--- BEGIN ---
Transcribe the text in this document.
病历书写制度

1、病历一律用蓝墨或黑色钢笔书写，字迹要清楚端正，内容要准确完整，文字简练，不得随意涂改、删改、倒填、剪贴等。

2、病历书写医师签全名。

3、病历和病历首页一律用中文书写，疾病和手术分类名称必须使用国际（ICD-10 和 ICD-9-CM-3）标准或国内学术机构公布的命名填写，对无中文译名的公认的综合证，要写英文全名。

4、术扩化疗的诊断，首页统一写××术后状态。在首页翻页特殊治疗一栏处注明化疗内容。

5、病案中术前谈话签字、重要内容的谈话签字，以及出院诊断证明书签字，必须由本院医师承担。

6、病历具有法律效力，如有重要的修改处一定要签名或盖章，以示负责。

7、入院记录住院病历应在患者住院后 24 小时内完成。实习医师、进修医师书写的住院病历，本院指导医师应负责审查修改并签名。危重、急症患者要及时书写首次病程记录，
--- END ---
**Goal**
Output all of the data again, exactly.

**The response**
Transcribe the text in this document.
病历书写制度

1、病历一律用蓝墨或黑色钢笔书写，字迹要清楚端正，内容要准确完整，文字简练，不得随意涂改、删改、倒填、剪贴等。

2、病历书写医师签全名。

3、病历和病历首页一律用中文书写，疾病和手术分类名称必须使用国际（ICD-10 和 ICD-9-CM-3）标准或国内学术机构公布的命名填写，对无中文译名的公认的综合证，要写英文全名。

4、术扩化疗的诊断，首页统一写××术后状态。在首页翻页特殊治疗一栏处注明化疗内容。

5、病案中术前谈话签字、重要内容的谈话签字，以及出院诊断证明书签字，必须由本院医师承担。

6、病历具有法律效力，如有重要的修改处一定要签名或盖章，以示负责。

7、入院记录住院病历应在患者住院后 24 小时内完成。实习医师、进修医师书写的住院病历，本院指导医师应负责审查修改并签名。危重、急症患者要及时书写首次病程记录，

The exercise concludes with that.